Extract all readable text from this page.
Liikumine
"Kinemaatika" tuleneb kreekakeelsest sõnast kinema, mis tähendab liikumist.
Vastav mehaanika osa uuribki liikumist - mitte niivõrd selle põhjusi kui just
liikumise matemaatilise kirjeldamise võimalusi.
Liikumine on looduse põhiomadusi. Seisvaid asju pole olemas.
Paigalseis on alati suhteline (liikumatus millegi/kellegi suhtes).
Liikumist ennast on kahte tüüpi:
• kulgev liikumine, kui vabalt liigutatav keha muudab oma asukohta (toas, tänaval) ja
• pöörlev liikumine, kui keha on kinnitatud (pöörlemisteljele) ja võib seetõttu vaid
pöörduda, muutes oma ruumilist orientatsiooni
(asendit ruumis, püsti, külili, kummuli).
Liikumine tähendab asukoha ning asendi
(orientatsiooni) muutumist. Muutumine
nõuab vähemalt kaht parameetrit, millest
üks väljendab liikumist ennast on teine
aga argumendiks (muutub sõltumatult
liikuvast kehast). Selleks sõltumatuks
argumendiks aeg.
━━━━━━
◆ What you have to do:
Output the listing above word for word.

◆ Output below:
Extract all readable text from this page.
Liikumine
"Kinemaatika" tuleneb kreekakeelsest sõnast kinema, mis tähendab liikumist.
Vastav mehaanika osa uuribki liikumist - mitte niivõrd selle põhjusi kui just
liikumise matemaatilise kirjeldamise võimalusi.
Liikumine on looduse põhiomadusi. Seisvaid asju pole olemas.
Paigalseis on alati suhteline (liikumatus millegi/kellegi suhtes).
Liikumist ennast on kahte tüüpi:
• kulgev liikumine, kui vabalt liigutatav keha muudab oma asukohta (toas, tänaval) ja
• pöörlev liikumine, kui keha on kinnitatud (pöörlemisteljele) ja võib seetõttu vaid
pöörduda, muutes oma ruumilist orientatsiooni
(asendit ruumis, püsti, külili, kummuli).
Liikumine tähendab asukoha ning asendi
(orientatsiooni) muutumist. Muutumine
nõuab vähemalt kaht parameetrit, millest
üks väljendab liikumist ennast on teine
aga argumendiks (muutub sõltumatult
liikuvast kehast). Selleks sõltumatuks
argumendiks aeg.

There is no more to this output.